▸ Work to do: What is the number of lines in these entries that include "will"? Write that number and no other text.

▸ Recorded data:
-=-=-=-=-
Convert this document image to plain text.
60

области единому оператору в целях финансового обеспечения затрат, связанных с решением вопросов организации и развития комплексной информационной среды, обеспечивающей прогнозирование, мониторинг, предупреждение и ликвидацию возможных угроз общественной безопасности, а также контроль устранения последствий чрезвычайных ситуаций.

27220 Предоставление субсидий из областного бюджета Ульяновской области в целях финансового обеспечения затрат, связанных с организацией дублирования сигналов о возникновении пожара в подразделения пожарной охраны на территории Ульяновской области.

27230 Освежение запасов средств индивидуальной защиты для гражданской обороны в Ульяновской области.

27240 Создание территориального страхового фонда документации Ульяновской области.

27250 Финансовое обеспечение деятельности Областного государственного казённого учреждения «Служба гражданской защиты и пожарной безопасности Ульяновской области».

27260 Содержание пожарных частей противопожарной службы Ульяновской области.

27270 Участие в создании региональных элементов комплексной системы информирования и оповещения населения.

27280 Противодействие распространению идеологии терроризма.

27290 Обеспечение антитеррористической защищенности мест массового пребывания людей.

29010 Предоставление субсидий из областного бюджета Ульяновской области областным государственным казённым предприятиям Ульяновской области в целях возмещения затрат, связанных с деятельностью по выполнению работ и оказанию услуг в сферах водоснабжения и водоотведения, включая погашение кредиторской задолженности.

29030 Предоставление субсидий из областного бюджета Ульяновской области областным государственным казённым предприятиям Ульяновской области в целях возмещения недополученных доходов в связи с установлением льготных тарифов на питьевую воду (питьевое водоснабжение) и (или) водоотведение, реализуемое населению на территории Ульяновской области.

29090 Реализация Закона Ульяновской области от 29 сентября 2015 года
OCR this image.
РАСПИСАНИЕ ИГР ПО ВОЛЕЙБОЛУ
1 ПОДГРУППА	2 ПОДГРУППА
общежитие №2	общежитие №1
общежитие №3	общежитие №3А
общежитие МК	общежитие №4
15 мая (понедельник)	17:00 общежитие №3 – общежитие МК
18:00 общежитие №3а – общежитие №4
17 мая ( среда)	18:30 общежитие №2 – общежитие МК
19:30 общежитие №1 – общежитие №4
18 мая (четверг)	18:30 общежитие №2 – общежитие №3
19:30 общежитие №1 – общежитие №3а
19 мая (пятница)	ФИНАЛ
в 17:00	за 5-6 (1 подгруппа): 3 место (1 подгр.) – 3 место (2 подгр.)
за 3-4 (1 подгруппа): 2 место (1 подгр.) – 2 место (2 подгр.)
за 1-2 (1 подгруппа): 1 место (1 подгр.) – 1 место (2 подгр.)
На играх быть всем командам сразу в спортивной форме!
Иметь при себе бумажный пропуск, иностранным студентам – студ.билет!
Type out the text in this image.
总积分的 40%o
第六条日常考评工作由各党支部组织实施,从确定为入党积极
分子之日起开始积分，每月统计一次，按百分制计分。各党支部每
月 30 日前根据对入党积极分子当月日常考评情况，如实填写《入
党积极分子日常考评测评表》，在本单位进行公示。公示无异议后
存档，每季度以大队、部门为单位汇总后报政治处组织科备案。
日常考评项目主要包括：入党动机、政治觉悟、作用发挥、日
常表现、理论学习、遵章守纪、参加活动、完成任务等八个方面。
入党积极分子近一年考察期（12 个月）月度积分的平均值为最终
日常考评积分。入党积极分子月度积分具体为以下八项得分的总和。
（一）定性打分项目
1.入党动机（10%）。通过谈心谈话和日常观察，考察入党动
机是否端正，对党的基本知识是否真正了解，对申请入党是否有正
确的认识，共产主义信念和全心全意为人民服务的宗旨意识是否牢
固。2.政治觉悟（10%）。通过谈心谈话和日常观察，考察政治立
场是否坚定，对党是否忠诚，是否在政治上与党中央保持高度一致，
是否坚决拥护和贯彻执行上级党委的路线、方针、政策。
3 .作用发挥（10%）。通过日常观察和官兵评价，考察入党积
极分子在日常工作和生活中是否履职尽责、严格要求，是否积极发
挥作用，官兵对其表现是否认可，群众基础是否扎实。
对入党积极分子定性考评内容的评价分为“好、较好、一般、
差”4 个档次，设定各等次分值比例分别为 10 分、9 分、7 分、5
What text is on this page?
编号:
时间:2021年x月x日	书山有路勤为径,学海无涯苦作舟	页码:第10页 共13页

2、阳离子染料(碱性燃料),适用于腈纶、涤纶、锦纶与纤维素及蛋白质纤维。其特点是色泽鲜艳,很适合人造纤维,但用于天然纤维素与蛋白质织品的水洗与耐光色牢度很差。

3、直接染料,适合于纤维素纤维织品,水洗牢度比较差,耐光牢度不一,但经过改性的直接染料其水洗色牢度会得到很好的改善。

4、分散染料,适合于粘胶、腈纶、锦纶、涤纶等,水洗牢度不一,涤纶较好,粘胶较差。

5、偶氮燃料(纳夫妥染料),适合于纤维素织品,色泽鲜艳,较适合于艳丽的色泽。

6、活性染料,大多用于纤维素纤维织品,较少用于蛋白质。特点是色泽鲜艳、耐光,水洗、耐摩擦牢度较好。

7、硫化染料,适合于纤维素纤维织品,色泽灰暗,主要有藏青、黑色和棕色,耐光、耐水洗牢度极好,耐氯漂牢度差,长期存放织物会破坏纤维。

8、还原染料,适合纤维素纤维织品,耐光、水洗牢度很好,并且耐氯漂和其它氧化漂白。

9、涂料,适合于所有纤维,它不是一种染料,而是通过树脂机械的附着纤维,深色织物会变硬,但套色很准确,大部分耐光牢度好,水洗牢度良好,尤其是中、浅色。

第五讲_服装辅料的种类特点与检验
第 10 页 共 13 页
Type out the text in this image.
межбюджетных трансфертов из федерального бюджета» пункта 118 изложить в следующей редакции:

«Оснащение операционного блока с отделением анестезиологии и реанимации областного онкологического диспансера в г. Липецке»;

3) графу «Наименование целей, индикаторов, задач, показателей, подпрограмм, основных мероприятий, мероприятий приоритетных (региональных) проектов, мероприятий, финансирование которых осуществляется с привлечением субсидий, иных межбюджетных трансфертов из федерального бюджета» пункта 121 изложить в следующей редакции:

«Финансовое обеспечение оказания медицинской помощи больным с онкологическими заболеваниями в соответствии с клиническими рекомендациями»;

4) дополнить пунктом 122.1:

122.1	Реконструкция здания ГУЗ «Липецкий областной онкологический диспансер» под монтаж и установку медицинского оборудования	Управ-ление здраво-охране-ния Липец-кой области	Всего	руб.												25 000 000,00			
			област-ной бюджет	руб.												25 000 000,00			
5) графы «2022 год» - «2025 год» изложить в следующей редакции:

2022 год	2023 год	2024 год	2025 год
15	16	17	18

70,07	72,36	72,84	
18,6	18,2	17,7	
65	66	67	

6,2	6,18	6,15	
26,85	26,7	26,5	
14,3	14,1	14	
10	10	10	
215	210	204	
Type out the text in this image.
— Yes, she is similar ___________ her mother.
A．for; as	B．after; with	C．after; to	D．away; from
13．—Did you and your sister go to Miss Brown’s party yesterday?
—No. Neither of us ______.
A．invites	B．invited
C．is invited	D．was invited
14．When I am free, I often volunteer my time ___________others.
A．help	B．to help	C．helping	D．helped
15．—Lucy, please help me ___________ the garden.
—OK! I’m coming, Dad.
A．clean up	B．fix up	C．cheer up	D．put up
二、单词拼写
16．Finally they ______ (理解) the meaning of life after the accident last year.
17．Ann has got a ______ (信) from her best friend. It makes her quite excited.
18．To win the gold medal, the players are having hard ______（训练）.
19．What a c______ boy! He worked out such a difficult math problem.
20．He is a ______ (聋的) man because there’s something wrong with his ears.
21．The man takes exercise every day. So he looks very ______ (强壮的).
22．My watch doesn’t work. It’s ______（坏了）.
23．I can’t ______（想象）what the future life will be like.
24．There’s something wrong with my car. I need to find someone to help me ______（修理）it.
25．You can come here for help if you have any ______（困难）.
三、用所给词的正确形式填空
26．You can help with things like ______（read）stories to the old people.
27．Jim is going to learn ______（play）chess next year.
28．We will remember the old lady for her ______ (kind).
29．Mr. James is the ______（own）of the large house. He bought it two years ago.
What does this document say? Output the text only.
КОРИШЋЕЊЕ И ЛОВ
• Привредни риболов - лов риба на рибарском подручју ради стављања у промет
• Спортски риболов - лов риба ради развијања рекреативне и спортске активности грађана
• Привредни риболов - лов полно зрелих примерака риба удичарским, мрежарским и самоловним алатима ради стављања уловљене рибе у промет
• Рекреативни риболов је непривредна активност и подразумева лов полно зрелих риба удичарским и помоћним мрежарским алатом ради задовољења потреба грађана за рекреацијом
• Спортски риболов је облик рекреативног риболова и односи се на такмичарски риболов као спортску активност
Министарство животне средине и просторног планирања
-=-=-=-=-
▸ Correct result: 2